== WORK TO COMPLETE ==
Repeat every line of these rows word for word, leaving out the pictures.

== Data entries ==
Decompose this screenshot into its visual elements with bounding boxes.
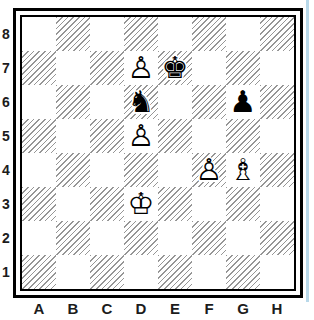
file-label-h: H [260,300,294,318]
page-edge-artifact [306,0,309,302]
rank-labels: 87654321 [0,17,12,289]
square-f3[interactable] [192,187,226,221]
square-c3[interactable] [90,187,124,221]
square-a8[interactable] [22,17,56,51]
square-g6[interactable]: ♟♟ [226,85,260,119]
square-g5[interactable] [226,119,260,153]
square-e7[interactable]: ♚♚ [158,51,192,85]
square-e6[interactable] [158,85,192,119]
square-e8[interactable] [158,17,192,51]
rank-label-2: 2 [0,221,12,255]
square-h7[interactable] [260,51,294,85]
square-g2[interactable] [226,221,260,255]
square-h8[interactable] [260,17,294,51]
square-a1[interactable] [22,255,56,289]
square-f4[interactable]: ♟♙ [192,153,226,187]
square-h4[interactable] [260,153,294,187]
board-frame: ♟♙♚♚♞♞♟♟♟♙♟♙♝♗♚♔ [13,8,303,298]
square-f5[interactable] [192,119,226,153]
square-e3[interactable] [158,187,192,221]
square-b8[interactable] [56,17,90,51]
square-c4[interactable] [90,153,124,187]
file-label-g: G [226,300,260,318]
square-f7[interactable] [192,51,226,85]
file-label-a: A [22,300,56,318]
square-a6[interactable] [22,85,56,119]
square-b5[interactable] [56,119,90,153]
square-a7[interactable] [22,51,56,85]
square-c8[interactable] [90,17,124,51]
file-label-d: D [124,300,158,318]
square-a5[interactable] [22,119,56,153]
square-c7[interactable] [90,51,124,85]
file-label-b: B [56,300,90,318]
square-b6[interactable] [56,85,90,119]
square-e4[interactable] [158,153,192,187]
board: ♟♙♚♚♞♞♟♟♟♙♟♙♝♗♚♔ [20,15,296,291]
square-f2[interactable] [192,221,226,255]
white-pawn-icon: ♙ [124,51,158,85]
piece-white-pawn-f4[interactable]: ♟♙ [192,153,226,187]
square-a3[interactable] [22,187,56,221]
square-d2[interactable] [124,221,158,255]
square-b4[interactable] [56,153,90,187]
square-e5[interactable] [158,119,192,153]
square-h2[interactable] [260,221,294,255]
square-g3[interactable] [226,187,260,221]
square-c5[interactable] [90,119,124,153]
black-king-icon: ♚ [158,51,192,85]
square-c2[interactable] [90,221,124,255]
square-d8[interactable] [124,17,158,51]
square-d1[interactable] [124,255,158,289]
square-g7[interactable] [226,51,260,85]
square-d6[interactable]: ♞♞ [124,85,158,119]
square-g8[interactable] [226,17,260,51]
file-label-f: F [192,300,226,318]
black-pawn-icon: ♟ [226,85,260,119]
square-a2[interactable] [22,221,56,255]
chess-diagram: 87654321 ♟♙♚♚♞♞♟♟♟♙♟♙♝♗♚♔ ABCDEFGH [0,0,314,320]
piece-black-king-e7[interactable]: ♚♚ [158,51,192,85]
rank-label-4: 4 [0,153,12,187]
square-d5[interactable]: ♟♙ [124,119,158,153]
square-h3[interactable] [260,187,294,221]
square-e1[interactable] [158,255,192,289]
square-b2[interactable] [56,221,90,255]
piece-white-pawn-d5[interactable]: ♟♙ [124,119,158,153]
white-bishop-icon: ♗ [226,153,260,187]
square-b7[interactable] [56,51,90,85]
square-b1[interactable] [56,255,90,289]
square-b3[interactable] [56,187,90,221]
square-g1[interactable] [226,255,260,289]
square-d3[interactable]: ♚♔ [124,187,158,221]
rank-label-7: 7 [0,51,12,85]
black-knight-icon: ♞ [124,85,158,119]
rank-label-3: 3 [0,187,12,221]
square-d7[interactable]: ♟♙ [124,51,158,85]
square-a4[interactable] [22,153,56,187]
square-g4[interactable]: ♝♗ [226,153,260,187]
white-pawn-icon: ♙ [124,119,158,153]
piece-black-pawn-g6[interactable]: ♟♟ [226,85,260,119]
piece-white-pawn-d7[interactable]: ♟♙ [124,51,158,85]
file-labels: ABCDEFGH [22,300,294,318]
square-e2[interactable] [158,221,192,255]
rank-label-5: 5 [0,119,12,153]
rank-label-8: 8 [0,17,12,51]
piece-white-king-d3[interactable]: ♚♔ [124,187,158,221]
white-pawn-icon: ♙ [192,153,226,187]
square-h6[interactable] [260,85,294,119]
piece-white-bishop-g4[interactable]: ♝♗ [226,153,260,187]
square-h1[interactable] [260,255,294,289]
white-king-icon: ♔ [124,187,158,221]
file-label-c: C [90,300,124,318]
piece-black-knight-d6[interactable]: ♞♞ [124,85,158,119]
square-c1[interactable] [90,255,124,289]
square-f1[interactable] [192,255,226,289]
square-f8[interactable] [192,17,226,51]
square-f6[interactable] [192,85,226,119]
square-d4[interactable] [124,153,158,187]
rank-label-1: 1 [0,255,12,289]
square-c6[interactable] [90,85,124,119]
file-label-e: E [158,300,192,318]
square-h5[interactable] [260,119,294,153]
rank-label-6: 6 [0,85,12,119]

== EXPECTED ANSWER ==
Decompose this screenshot into its visual elements with bounding boxes.
file-label-h: H [260,300,294,318]
page-edge-artifact [306,0,309,302]
rank-labels: 87654321 [0,17,12,289]
square-f3[interactable] [192,187,226,221]
square-c3[interactable] [90,187,124,221]
square-a8[interactable] [22,17,56,51]
square-g6[interactable]: ♟♟ [226,85,260,119]
square-g5[interactable] [226,119,260,153]
square-e7[interactable]: ♚♚ [158,51,192,85]
square-e6[interactable] [158,85,192,119]
square-e8[interactable] [158,17,192,51]
rank-label-2: 2 [0,221,12,255]
square-h7[interactable] [260,51,294,85]
square-g2[interactable] [226,221,260,255]
square-h8[interactable] [260,17,294,51]
square-a1[interactable] [22,255,56,289]
square-f4[interactable]: ♟♙ [192,153,226,187]
square-h4[interactable] [260,153,294,187]
board-frame: ♟♙♚♚♞♞♟♟♟♙♟♙♝♗♚♔ [13,8,303,298]
square-f5[interactable] [192,119,226,153]
square-e3[interactable] [158,187,192,221]
square-b8[interactable] [56,17,90,51]
square-c4[interactable] [90,153,124,187]
file-label-g: G [226,300,260,318]
square-f7[interactable] [192,51,226,85]
file-label-a: A [22,300,56,318]
square-a6[interactable] [22,85,56,119]
square-b5[interactable] [56,119,90,153]
square-a7[interactable] [22,51,56,85]
square-c8[interactable] [90,17,124,51]
file-label-d: D [124,300,158,318]
square-a5[interactable] [22,119,56,153]
square-c7[interactable] [90,51,124,85]
file-label-b: B [56,300,90,318]
square-b6[interactable] [56,85,90,119]
square-e4[interactable] [158,153,192,187]
board: ♟♙♚♚♞♞♟♟♟♙♟♙♝♗♚♔ [20,15,296,291]
square-f2[interactable] [192,221,226,255]
white-pawn-icon: ♙ [124,51,158,85]
piece-white-pawn-f4[interactable]: ♟♙ [192,153,226,187]
square-a3[interactable] [22,187,56,221]
square-d2[interactable] [124,221,158,255]
square-b4[interactable] [56,153,90,187]
square-e5[interactable] [158,119,192,153]
square-h2[interactable] [260,221,294,255]
square-g3[interactable] [226,187,260,221]
square-c5[interactable] [90,119,124,153]
black-king-icon: ♚ [158,51,192,85]
square-c2[interactable] [90,221,124,255]
square-d8[interactable] [124,17,158,51]
square-d1[interactable] [124,255,158,289]
square-g7[interactable] [226,51,260,85]
square-d6[interactable]: ♞♞ [124,85,158,119]
square-g8[interactable] [226,17,260,51]
file-label-f: F [192,300,226,318]
black-pawn-icon: ♟ [226,85,260,119]
square-a2[interactable] [22,221,56,255]
chess-diagram: 87654321 ♟♙♚♚♞♞♟♟♟♙♟♙♝♗♚♔ ABCDEFGH [0,0,314,320]
piece-black-king-e7[interactable]: ♚♚ [158,51,192,85]
rank-label-4: 4 [0,153,12,187]
square-d5[interactable]: ♟♙ [124,119,158,153]
square-h3[interactable] [260,187,294,221]
square-e1[interactable] [158,255,192,289]
square-b2[interactable] [56,221,90,255]
piece-white-pawn-d5[interactable]: ♟♙ [124,119,158,153]
white-bishop-icon: ♗ [226,153,260,187]
square-b7[interactable] [56,51,90,85]
square-b1[interactable] [56,255,90,289]
square-b3[interactable] [56,187,90,221]
square-g1[interactable] [226,255,260,289]
square-d3[interactable]: ♚♔ [124,187,158,221]
rank-label-7: 7 [0,51,12,85]
black-knight-icon: ♞ [124,85,158,119]
rank-label-3: 3 [0,187,12,221]
square-d7[interactable]: ♟♙ [124,51,158,85]
square-a4[interactable] [22,153,56,187]
square-g4[interactable]: ♝♗ [226,153,260,187]
white-pawn-icon: ♙ [124,119,158,153]
piece-black-pawn-g6[interactable]: ♟♟ [226,85,260,119]
piece-white-pawn-d7[interactable]: ♟♙ [124,51,158,85]
file-labels: ABCDEFGH [22,300,294,318]
square-e2[interactable] [158,221,192,255]
rank-label-5: 5 [0,119,12,153]
rank-label-8: 8 [0,17,12,51]
piece-white-king-d3[interactable]: ♚♔ [124,187,158,221]
white-pawn-icon: ♙ [192,153,226,187]
square-h6[interactable] [260,85,294,119]
piece-white-bishop-g4[interactable]: ♝♗ [226,153,260,187]
square-h1[interactable] [260,255,294,289]
white-king-icon: ♔ [124,187,158,221]
file-label-c: C [90,300,124,318]
piece-black-knight-d6[interactable]: ♞♞ [124,85,158,119]
square-c1[interactable] [90,255,124,289]
square-f1[interactable] [192,255,226,289]
square-f8[interactable] [192,17,226,51]
square-f6[interactable] [192,85,226,119]
square-d4[interactable] [124,153,158,187]
rank-label-1: 1 [0,255,12,289]
square-c6[interactable] [90,85,124,119]
file-label-e: E [158,300,192,318]
square-h5[interactable] [260,119,294,153]
rank-label-6: 6 [0,85,12,119]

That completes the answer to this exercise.